** begin Stored rows **

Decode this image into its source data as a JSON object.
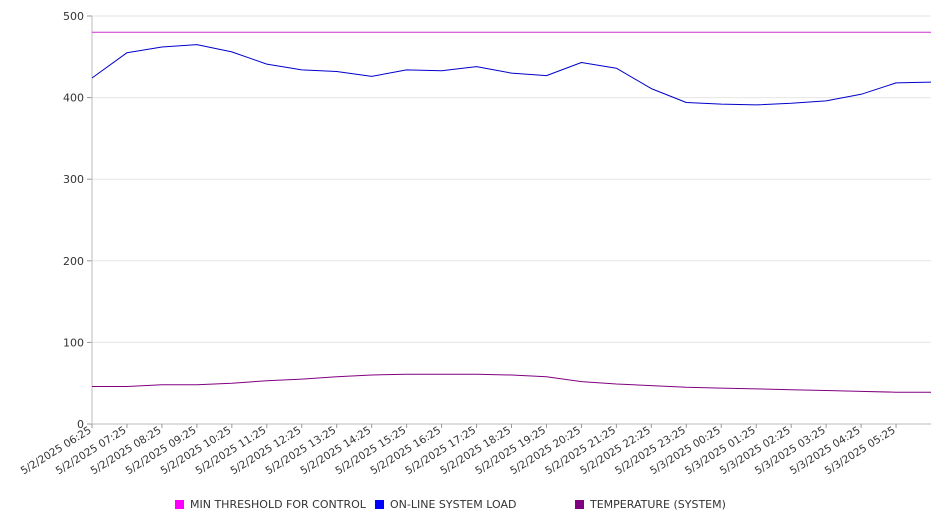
{
  "chart_data": {
    "type": "line",
    "title": "",
    "xlabel": "",
    "ylabel": "",
    "ylim": [
      0,
      500
    ],
    "yticks": [
      0,
      100,
      200,
      300,
      400,
      500
    ],
    "grid": true,
    "legend_position": "bottom",
    "x_tick_labels": [
      "5/2/2025 06:25",
      "5/2/2025 07:25",
      "5/2/2025 08:25",
      "5/2/2025 09:25",
      "5/2/2025 10:25",
      "5/2/2025 11:25",
      "5/2/2025 12:25",
      "5/2/2025 13:25",
      "5/2/2025 14:25",
      "5/2/2025 15:25",
      "5/2/2025 16:25",
      "5/2/2025 17:25",
      "5/2/2025 18:25",
      "5/2/2025 19:25",
      "5/2/2025 20:25",
      "5/2/2025 21:25",
      "5/2/2025 22:25",
      "5/2/2025 23:25",
      "5/3/2025 00:25",
      "5/3/2025 01:25",
      "5/3/2025 02:25",
      "5/3/2025 03:25",
      "5/3/2025 04:25",
      "5/3/2025 05:25"
    ],
    "series": [
      {
        "name": "MIN THRESHOLD FOR CONTROL",
        "color": "#cc33cc",
        "legend_color": "#ff00ff",
        "values": [
          480,
          480,
          480,
          480,
          480,
          480,
          480,
          480,
          480,
          480,
          480,
          480,
          480,
          480,
          480,
          480,
          480,
          480,
          480,
          480,
          480,
          480,
          480,
          480,
          480
        ]
      },
      {
        "name": "ON-LINE SYSTEM LOAD",
        "color": "#0000cc",
        "legend_color": "#0000ff",
        "values": [
          424,
          455,
          462,
          465,
          456,
          441,
          434,
          432,
          426,
          434,
          433,
          438,
          430,
          427,
          443,
          436,
          411,
          394,
          392,
          391,
          393,
          396,
          404,
          418,
          419
        ]
      },
      {
        "name": "TEMPERATURE (SYSTEM)",
        "color": "#800080",
        "legend_color": "#800080",
        "values": [
          46,
          46,
          48,
          48,
          50,
          53,
          55,
          58,
          60,
          61,
          61,
          61,
          60,
          58,
          52,
          49,
          47,
          45,
          44,
          43,
          42,
          41,
          40,
          39,
          39
        ]
      }
    ]
  }
}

** end Stored rows **

## Aim of the task
All of the entries above should be copied exactly, except for the pictures.

## Exercise output
Decode this image into its source data as a JSON object.
{
  "chart_data": {
    "type": "line",
    "title": "",
    "xlabel": "",
    "ylabel": "",
    "ylim": [
      0,
      500
    ],
    "yticks": [
      0,
      100,
      200,
      300,
      400,
      500
    ],
    "grid": true,
    "legend_position": "bottom",
    "x_tick_labels": [
      "5/2/2025 06:25",
      "5/2/2025 07:25",
      "5/2/2025 08:25",
      "5/2/2025 09:25",
      "5/2/2025 10:25",
      "5/2/2025 11:25",
      "5/2/2025 12:25",
      "5/2/2025 13:25",
      "5/2/2025 14:25",
      "5/2/2025 15:25",
      "5/2/2025 16:25",
      "5/2/2025 17:25",
      "5/2/2025 18:25",
      "5/2/2025 19:25",
      "5/2/2025 20:25",
      "5/2/2025 21:25",
      "5/2/2025 22:25",
      "5/2/2025 23:25",
      "5/3/2025 00:25",
      "5/3/2025 01:25",
      "5/3/2025 02:25",
      "5/3/2025 03:25",
      "5/3/2025 04:25",
      "5/3/2025 05:25"
    ],
    "series": [
      {
        "name": "MIN THRESHOLD FOR CONTROL",
        "color": "#cc33cc",
        "legend_color": "#ff00ff",
        "values": [
          480,
          480,
          480,
          480,
          480,
          480,
          480,
          480,
          480,
          480,
          480,
          480,
          480,
          480,
          480,
          480,
          480,
          480,
          480,
          480,
          480,
          480,
          480,
          480,
          480
        ]
      },
      {
        "name": "ON-LINE SYSTEM LOAD",
        "color": "#0000cc",
        "legend_color": "#0000ff",
        "values": [
          424,
          455,
          462,
          465,
          456,
          441,
          434,
          432,
          426,
          434,
          433,
          438,
          430,
          427,
          443,
          436,
          411,
          394,
          392,
          391,
          393,
          396,
          404,
          418,
          419
        ]
      },
      {
        "name": "TEMPERATURE (SYSTEM)",
        "color": "#800080",
        "legend_color": "#800080",
        "values": [
          46,
          46,
          48,
          48,
          50,
          53,
          55,
          58,
          60,
          61,
          61,
          61,
          60,
          58,
          52,
          49,
          47,
          45,
          44,
          43,
          42,
          41,
          40,
          39,
          39
        ]
      }
    ]
  }
}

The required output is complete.